----- SUPPLIED MATERIAL -----

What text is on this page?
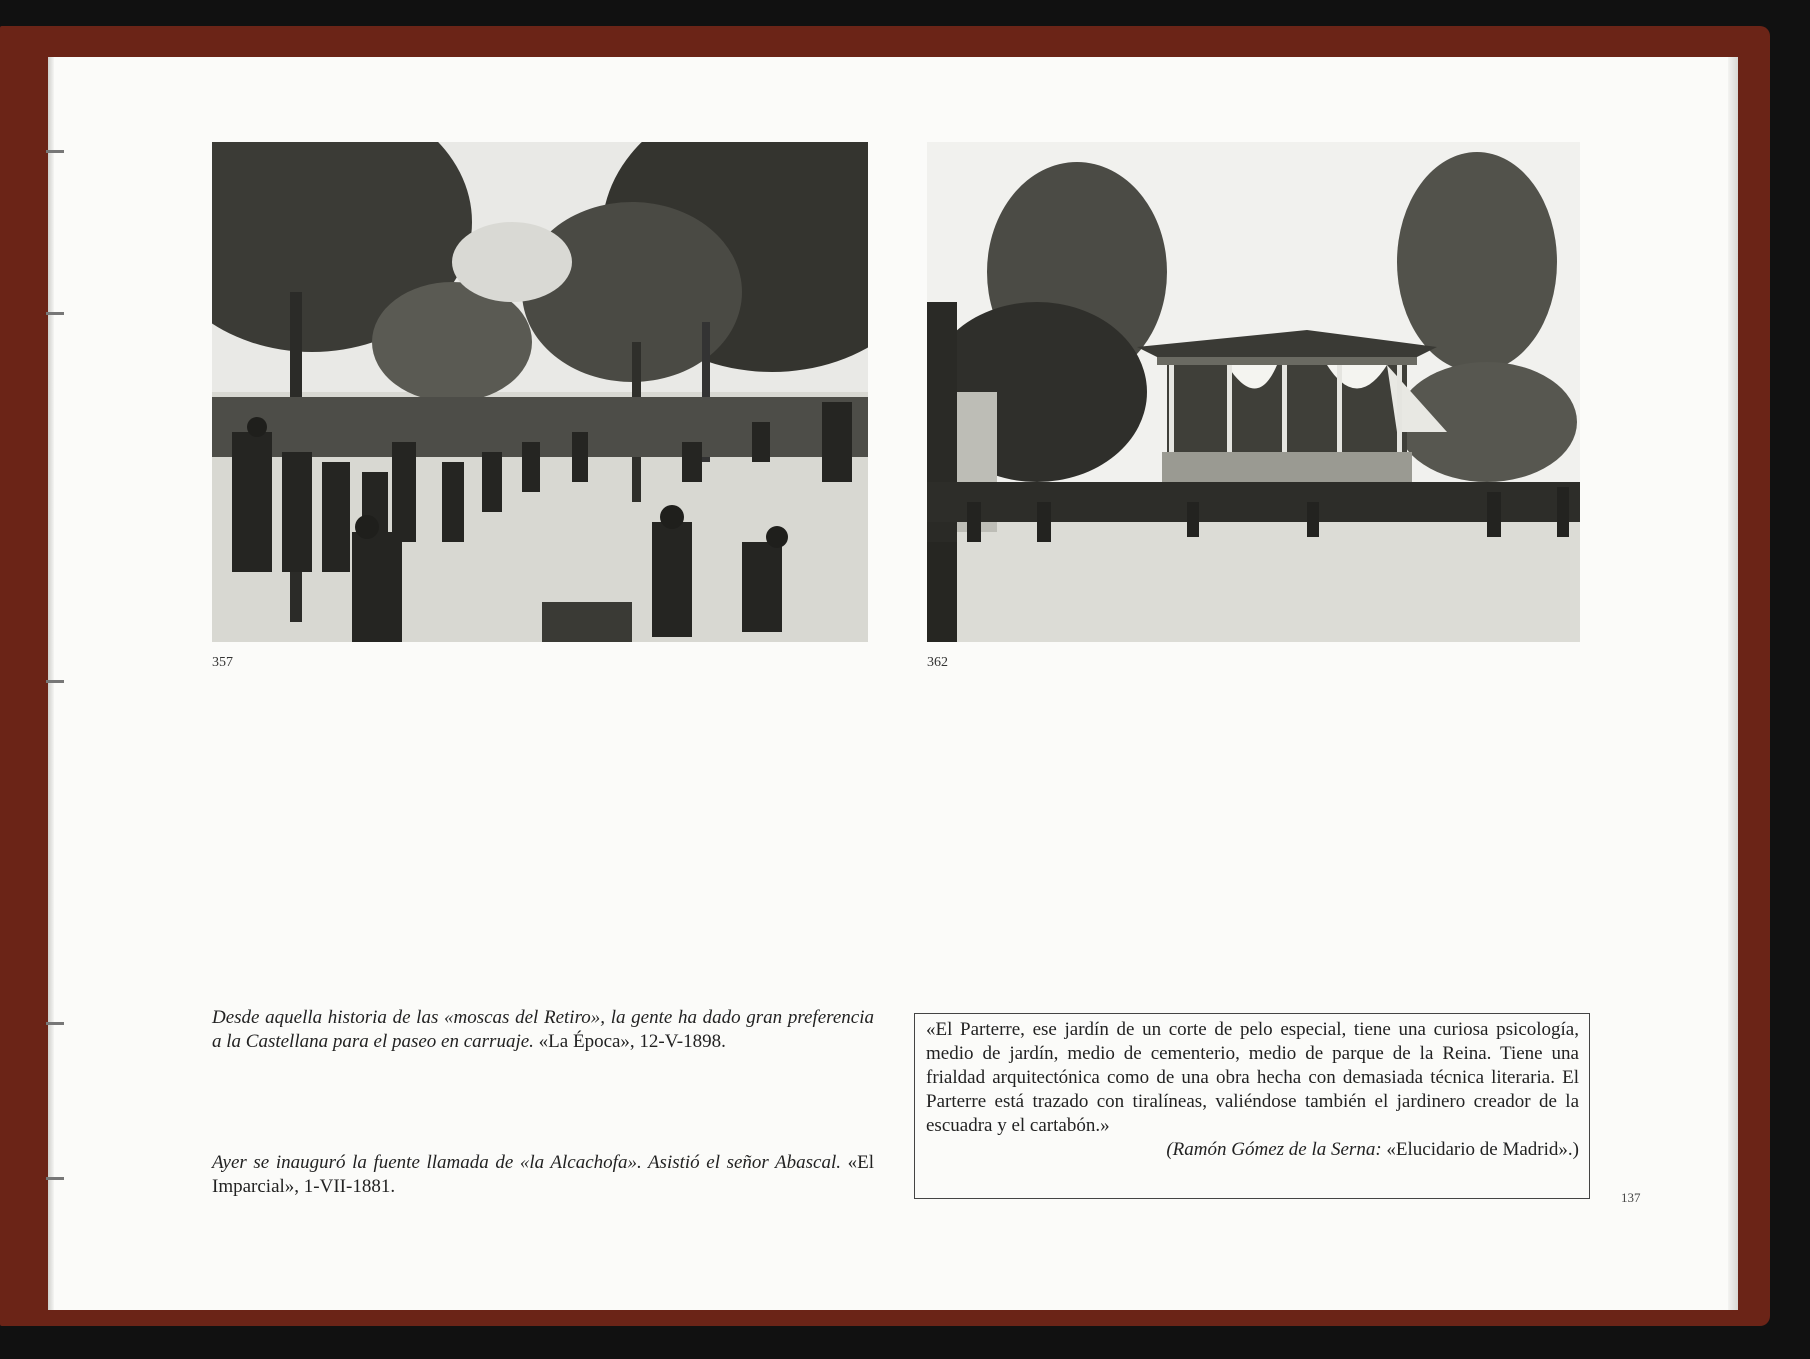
357	362
Desde aquella historia de las «moscas del Retiro», la gente ha dado gran preferencia a la Castellana para el paseo en carruaje. «La Época», 12-V-1898.
Ayer se inauguró la fuente llamada de «la Alcachofa». Asistió el señor Abascal. «El Imparcial», 1-VII-1881.
«El Parterre, ese jardín de un corte de pelo especial, tiene una curiosa psicología, medio de jardín, medio de cementerio, medio de parque de la Reina. Tiene una frialdad arquitectónica como de una obra hecha con demasiada técnica literaria. El Parterre está trazado con tiralíneas, valiéndose también el jardinero creador de la escuadra y el cartabón.»
(Ramón Gómez de la Serna: «Elucidario de Madrid».)
137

-----

THE REQUEST. Give all the entries again exactly, dropping each picture.

TASK SOLUTION.
What text is on this page?
357	362
Desde aquella historia de las «moscas del Retiro», la gente ha dado gran preferencia a la Castellana para el paseo en carruaje. «La Época», 12-V-1898.
Ayer se inauguró la fuente llamada de «la Alcachofa». Asistió el señor Abascal. «El Imparcial», 1-VII-1881.
«El Parterre, ese jardín de un corte de pelo especial, tiene una curiosa psicología, medio de jardín, medio de cementerio, medio de parque de la Reina. Tiene una frialdad arquitectónica como de una obra hecha con demasiada técnica literaria. El Parterre está trazado con tiralíneas, valiéndose también el jardinero creador de la escuadra y el cartabón.»
(Ramón Gómez de la Serna: «Elucidario de Madrid».)
137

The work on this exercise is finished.